* _What you should do_
Each record must be retyped in full. No character may differ.

* _Supplied information_
<<<<
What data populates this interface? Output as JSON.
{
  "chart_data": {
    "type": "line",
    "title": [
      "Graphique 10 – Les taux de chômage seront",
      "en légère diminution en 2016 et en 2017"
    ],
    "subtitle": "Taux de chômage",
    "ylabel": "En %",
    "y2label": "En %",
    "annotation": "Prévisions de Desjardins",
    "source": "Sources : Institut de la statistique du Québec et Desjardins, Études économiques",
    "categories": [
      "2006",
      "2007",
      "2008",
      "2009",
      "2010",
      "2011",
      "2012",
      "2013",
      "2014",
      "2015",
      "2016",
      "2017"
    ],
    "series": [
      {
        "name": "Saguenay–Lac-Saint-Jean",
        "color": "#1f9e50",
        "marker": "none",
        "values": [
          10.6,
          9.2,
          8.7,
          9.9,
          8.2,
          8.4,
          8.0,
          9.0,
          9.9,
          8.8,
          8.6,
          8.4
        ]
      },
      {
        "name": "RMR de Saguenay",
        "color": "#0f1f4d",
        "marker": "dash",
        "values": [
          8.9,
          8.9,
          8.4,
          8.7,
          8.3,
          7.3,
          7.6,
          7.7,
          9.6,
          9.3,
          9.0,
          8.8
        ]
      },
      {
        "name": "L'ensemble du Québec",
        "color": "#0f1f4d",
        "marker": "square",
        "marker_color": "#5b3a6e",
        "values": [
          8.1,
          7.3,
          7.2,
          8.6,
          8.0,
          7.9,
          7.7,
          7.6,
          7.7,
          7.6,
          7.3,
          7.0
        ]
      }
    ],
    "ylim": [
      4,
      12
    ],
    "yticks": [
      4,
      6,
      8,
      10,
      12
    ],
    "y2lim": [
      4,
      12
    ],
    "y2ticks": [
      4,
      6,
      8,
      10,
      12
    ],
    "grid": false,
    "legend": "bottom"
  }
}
>>>>
* _Result_
What data populates this interface? Output as JSON.
{
  "chart_data": {
    "type": "line",
    "title": [
      "Graphique 10 – Les taux de chômage seront",
      "en légère diminution en 2016 et en 2017"
    ],
    "subtitle": "Taux de chômage",
    "ylabel": "En %",
    "y2label": "En %",
    "annotation": "Prévisions de Desjardins",
    "source": "Sources : Institut de la statistique du Québec et Desjardins, Études économiques",
    "categories": [
      "2006",
      "2007",
      "2008",
      "2009",
      "2010",
      "2011",
      "2012",
      "2013",
      "2014",
      "2015",
      "2016",
      "2017"
    ],
    "series": [
      {
        "name": "Saguenay–Lac-Saint-Jean",
        "color": "#1f9e50",
        "marker": "none",
        "values": [
          10.6,
          9.2,
          8.7,
          9.9,
          8.2,
          8.4,
          8.0,
          9.0,
          9.9,
          8.8,
          8.6,
          8.4
        ]
      },
      {
        "name": "RMR de Saguenay",
        "color": "#0f1f4d",
        "marker": "dash",
        "values": [
          8.9,
          8.9,
          8.4,
          8.7,
          8.3,
          7.3,
          7.6,
          7.7,
          9.6,
          9.3,
          9.0,
          8.8
        ]
      },
      {
        "name": "L'ensemble du Québec",
        "color": "#0f1f4d",
        "marker": "square",
        "marker_color": "#5b3a6e",
        "values": [
          8.1,
          7.3,
          7.2,
          8.6,
          8.0,
          7.9,
          7.7,
          7.6,
          7.7,
          7.6,
          7.3,
          7.0
        ]
      }
    ],
    "ylim": [
      4,
      12
    ],
    "yticks": [
      4,
      6,
      8,
      10,
      12
    ],
    "y2lim": [
      4,
      12
    ],
    "y2ticks": [
      4,
      6,
      8,
      10,
      12
    ],
    "grid": false,
    "legend": "bottom"
  }
}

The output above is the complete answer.